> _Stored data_
========================

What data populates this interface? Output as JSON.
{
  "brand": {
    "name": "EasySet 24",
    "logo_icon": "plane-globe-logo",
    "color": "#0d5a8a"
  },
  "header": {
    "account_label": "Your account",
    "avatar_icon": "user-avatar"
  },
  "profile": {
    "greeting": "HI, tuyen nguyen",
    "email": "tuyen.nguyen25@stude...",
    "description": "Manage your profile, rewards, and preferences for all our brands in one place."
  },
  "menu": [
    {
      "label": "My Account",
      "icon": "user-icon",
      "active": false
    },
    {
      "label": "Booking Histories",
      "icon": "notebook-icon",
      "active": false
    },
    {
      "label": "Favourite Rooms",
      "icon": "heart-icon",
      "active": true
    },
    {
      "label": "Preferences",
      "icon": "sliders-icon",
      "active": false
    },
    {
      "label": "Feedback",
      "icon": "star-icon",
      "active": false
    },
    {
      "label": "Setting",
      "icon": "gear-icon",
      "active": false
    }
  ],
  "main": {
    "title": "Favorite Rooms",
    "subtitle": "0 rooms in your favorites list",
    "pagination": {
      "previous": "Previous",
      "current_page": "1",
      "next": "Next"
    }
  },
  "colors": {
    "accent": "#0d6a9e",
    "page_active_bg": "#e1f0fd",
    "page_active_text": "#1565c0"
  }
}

========================

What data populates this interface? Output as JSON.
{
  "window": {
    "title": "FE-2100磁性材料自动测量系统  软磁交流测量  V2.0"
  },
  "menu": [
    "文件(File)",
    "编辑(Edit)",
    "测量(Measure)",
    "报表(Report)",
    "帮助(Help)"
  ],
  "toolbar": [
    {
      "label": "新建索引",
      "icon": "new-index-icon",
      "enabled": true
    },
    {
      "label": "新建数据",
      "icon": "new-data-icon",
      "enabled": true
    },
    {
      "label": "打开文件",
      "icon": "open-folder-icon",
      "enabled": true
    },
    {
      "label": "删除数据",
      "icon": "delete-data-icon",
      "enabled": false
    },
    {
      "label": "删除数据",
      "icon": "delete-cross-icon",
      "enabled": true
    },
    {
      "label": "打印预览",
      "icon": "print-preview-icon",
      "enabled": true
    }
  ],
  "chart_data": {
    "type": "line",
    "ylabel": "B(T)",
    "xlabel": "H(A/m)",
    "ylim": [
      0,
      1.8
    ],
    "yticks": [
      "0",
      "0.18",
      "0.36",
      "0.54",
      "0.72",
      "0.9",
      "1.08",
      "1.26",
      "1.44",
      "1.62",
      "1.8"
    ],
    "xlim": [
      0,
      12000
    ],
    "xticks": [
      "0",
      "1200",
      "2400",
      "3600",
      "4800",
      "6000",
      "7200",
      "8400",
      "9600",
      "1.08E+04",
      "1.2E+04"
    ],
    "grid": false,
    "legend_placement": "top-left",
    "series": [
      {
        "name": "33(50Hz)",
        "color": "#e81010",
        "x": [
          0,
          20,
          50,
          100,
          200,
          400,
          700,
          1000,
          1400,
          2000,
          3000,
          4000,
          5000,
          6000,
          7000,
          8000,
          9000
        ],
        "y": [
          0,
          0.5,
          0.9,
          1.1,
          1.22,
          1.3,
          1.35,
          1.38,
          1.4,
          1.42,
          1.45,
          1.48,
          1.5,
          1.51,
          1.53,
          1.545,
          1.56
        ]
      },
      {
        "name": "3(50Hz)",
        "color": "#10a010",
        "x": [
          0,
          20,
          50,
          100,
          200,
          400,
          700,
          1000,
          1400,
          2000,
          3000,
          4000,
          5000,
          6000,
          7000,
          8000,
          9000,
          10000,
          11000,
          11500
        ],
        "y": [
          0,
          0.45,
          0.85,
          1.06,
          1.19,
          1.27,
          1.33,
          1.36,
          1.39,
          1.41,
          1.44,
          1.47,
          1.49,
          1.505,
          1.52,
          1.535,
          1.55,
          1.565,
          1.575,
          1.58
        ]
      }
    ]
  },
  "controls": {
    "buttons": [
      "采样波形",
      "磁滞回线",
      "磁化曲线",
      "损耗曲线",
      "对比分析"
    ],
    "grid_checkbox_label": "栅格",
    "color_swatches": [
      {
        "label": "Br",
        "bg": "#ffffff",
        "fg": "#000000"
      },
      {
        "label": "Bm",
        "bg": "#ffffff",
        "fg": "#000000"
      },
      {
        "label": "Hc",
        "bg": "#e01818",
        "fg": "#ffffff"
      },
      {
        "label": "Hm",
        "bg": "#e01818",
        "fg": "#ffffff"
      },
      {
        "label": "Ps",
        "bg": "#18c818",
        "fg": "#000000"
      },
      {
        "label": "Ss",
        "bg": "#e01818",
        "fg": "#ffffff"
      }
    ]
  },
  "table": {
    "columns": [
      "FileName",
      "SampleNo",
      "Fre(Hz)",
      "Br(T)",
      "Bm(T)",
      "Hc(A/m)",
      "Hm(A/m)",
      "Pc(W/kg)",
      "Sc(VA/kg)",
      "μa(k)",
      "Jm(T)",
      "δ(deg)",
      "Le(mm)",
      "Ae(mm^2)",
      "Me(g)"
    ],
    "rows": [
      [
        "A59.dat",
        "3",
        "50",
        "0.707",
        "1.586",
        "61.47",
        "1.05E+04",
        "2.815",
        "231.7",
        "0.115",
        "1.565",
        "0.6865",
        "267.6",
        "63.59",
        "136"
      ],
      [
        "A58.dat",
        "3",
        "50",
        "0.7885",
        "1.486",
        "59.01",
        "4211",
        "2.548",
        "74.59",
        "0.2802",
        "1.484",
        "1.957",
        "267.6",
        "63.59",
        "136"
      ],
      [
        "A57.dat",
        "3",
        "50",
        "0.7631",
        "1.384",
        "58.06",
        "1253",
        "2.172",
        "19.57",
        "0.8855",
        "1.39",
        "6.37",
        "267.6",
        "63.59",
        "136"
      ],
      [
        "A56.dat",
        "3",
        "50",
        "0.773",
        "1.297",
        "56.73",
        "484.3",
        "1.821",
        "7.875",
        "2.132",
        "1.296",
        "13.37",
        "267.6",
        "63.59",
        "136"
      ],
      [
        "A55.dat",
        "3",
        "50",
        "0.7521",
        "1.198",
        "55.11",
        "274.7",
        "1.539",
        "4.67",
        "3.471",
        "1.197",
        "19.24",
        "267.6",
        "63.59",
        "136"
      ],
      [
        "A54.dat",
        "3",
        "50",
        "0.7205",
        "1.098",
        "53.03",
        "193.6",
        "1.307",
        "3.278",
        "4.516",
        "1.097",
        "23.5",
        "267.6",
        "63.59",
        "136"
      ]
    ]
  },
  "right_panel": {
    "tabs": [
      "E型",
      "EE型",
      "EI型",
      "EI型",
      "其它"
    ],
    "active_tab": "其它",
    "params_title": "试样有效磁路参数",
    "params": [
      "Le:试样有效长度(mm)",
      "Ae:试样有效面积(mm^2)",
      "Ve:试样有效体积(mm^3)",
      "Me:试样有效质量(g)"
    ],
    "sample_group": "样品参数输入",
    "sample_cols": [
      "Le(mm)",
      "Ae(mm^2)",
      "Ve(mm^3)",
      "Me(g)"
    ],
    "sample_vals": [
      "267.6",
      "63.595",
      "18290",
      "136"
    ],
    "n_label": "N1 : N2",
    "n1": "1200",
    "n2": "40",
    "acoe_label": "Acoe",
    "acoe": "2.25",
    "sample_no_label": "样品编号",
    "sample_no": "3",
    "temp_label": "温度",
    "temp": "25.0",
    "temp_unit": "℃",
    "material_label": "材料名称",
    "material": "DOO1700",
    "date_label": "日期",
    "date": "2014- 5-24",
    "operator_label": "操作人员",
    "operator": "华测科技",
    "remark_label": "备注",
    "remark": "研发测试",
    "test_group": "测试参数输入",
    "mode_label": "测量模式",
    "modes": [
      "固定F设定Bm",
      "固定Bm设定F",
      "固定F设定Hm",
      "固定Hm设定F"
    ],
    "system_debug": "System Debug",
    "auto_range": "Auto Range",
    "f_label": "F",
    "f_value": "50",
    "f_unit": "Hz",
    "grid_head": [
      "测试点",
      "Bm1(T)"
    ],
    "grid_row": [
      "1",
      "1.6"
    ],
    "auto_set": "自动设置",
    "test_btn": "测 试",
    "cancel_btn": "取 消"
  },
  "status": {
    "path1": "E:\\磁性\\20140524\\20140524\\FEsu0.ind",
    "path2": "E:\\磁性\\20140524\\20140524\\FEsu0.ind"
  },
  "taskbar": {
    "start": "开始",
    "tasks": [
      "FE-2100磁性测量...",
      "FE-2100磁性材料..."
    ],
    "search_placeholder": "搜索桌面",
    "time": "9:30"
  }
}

========================

> _What the task asks_
Show all lines in the entries above where the string "delete" appears.

> _Exercise answer_
      "icon": "delete-data-icon",
      "icon": "delete-cross-icon",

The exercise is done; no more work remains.